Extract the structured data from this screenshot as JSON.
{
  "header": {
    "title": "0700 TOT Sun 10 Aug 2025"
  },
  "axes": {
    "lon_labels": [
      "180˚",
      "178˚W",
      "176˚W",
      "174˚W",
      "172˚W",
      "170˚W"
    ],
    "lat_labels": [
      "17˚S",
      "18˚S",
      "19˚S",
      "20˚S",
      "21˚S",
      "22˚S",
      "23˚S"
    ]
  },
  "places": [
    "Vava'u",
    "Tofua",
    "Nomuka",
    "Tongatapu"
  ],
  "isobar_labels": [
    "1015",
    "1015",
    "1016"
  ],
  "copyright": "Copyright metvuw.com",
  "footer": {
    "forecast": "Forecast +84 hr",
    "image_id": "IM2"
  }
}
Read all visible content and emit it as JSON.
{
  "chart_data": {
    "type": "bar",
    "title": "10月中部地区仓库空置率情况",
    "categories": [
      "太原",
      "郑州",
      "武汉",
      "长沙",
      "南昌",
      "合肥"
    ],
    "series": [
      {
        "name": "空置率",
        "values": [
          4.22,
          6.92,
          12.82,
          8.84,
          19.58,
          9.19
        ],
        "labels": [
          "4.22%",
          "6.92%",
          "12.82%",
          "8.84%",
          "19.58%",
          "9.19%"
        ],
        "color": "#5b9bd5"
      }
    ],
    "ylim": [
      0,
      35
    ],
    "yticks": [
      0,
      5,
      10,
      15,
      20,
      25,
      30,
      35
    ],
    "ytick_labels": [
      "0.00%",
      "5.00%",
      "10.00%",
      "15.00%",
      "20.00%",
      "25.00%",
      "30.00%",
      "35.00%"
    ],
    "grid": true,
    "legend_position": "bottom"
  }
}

* * *

What to produce: For the string "JSON", count the lines of the entries above that include it; answer with the number only.

Response to the task: 2